▶ WRITTEN INSTRUCTION: Write out all of the entries exactly, please.

▶ RECORD SET:
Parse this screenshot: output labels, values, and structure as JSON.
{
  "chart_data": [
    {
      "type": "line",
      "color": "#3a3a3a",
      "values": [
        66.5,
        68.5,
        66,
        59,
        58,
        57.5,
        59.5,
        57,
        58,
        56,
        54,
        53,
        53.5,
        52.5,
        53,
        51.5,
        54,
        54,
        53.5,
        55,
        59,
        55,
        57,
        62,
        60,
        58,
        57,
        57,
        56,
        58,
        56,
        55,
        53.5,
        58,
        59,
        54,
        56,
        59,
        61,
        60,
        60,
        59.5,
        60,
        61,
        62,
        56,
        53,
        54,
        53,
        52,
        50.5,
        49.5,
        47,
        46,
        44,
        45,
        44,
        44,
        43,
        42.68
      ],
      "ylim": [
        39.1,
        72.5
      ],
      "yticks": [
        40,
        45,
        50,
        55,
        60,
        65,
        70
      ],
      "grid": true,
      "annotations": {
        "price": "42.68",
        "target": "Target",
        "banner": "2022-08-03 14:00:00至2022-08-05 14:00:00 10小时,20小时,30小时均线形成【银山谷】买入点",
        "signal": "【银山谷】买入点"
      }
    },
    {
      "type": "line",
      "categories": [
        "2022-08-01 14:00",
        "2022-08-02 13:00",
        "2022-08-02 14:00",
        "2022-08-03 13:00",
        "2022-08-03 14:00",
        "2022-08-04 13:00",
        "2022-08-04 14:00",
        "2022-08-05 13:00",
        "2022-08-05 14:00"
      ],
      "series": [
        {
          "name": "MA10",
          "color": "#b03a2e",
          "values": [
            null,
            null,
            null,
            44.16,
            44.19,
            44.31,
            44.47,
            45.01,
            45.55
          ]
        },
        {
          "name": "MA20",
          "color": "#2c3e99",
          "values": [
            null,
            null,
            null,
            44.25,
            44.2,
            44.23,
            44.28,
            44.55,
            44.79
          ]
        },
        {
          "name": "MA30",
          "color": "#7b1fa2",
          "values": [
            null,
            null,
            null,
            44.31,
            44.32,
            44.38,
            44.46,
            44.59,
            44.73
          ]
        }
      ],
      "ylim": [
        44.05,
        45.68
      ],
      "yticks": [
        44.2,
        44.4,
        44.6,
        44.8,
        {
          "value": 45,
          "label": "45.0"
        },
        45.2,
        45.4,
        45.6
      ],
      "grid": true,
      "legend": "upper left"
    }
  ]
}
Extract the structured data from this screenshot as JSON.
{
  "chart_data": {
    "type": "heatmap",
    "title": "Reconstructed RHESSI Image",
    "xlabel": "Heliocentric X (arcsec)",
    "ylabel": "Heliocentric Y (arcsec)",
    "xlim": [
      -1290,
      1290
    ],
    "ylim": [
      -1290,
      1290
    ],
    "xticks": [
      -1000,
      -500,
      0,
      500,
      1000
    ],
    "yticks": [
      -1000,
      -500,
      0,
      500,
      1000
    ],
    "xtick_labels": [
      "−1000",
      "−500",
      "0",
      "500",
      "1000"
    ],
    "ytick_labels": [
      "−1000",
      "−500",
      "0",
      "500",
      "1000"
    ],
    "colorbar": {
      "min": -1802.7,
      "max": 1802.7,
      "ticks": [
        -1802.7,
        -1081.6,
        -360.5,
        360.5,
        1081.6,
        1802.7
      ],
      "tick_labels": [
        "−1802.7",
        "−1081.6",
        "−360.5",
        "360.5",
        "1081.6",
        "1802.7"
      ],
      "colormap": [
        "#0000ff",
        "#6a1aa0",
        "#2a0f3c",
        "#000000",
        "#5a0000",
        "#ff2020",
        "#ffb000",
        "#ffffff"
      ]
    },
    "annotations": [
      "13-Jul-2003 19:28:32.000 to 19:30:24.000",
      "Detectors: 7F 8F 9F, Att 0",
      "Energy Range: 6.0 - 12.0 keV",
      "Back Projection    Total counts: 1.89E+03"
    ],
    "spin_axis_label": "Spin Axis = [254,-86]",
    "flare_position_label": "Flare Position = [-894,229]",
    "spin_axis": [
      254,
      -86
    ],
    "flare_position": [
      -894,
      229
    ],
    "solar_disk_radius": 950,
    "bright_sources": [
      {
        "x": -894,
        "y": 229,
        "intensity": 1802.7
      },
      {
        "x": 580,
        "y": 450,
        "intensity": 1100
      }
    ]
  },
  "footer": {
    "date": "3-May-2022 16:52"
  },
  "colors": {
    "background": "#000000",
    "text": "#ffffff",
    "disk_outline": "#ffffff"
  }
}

▶ RESULT OF THE TASK:
Parse this screenshot: output labels, values, and structure as JSON.
{
  "chart_data": [
    {
      "type": "line",
      "color": "#3a3a3a",
      "values": [
        66.5,
        68.5,
        66,
        59,
        58,
        57.5,
        59.5,
        57,
        58,
        56,
        54,
        53,
        53.5,
        52.5,
        53,
        51.5,
        54,
        54,
        53.5,
        55,
        59,
        55,
        57,
        62,
        60,
        58,
        57,
        57,
        56,
        58,
        56,
        55,
        53.5,
        58,
        59,
        54,
        56,
        59,
        61,
        60,
        60,
        59.5,
        60,
        61,
        62,
        56,
        53,
        54,
        53,
        52,
        50.5,
        49.5,
        47,
        46,
        44,
        45,
        44,
        44,
        43,
        42.68
      ],
      "ylim": [
        39.1,
        72.5
      ],
      "yticks": [
        40,
        45,
        50,
        55,
        60,
        65,
        70
      ],
      "grid": true,
      "annotations": {
        "price": "42.68",
        "target": "Target",
        "banner": "2022-08-03 14:00:00至2022-08-05 14:00:00 10小时,20小时,30小时均线形成【银山谷】买入点",
        "signal": "【银山谷】买入点"
      }
    },
    {
      "type": "line",
      "categories": [
        "2022-08-01 14:00",
        "2022-08-02 13:00",
        "2022-08-02 14:00",
        "2022-08-03 13:00",
        "2022-08-03 14:00",
        "2022-08-04 13:00",
        "2022-08-04 14:00",
        "2022-08-05 13:00",
        "2022-08-05 14:00"
      ],
      "series": [
        {
          "name": "MA10",
          "color": "#b03a2e",
          "values": [
            null,
            null,
            null,
            44.16,
            44.19,
            44.31,
            44.47,
            45.01,
            45.55
          ]
        },
        {
          "name": "MA20",
          "color": "#2c3e99",
          "values": [
            null,
            null,
            null,
            44.25,
            44.2,
            44.23,
            44.28,
            44.55,
            44.79
          ]
        },
        {
          "name": "MA30",
          "color": "#7b1fa2",
          "values": [
            null,
            null,
            null,
            44.31,
            44.32,
            44.38,
            44.46,
            44.59,
            44.73
          ]
        }
      ],
      "ylim": [
        44.05,
        45.68
      ],
      "yticks": [
        44.2,
        44.4,
        44.6,
        44.8,
        {
          "value": 45,
          "label": "45.0"
        },
        45.2,
        45.4,
        45.6
      ],
      "grid": true,
      "legend": "upper left"
    }
  ]
}
Extract the structured data from this screenshot as JSON.
{
  "chart_data": {
    "type": "heatmap",
    "title": "Reconstructed RHESSI Image",
    "xlabel": "Heliocentric X (arcsec)",
    "ylabel": "Heliocentric Y (arcsec)",
    "xlim": [
      -1290,
      1290
    ],
    "ylim": [
      -1290,
      1290
    ],
    "xticks": [
      -1000,
      -500,
      0,
      500,
      1000
    ],
    "yticks": [
      -1000,
      -500,
      0,
      500,
      1000
    ],
    "xtick_labels": [
      "−1000",
      "−500",
      "0",
      "500",
      "1000"
    ],
    "ytick_labels": [
      "−1000",
      "−500",
      "0",
      "500",
      "1000"
    ],
    "colorbar": {
      "min": -1802.7,
      "max": 1802.7,
      "ticks": [
        -1802.7,
        -1081.6,
        -360.5,
        360.5,
        1081.6,
        1802.7
      ],
      "tick_labels": [
        "−1802.7",
        "−1081.6",
        "−360.5",
        "360.5",
        "1081.6",
        "1802.7"
      ],
      "colormap": [
        "#0000ff",
        "#6a1aa0",
        "#2a0f3c",
        "#000000",
        "#5a0000",
        "#ff2020",
        "#ffb000",
        "#ffffff"
      ]
    },
    "annotations": [
      "13-Jul-2003 19:28:32.000 to 19:30:24.000",
      "Detectors: 7F 8F 9F, Att 0",
      "Energy Range: 6.0 - 12.0 keV",
      "Back Projection    Total counts: 1.89E+03"
    ],
    "spin_axis_label": "Spin Axis = [254,-86]",
    "flare_position_label": "Flare Position = [-894,229]",
    "spin_axis": [
      254,
      -86
    ],
    "flare_position": [
      -894,
      229
    ],
    "solar_disk_radius": 950,
    "bright_sources": [
      {
        "x": -894,
        "y": 229,
        "intensity": 1802.7
      },
      {
        "x": 580,
        "y": 450,
        "intensity": 1100
      }
    ]
  },
  "footer": {
    "date": "3-May-2022 16:52"
  },
  "colors": {
    "background": "#000000",
    "text": "#ffffff",
    "disk_outline": "#ffffff"
  }
}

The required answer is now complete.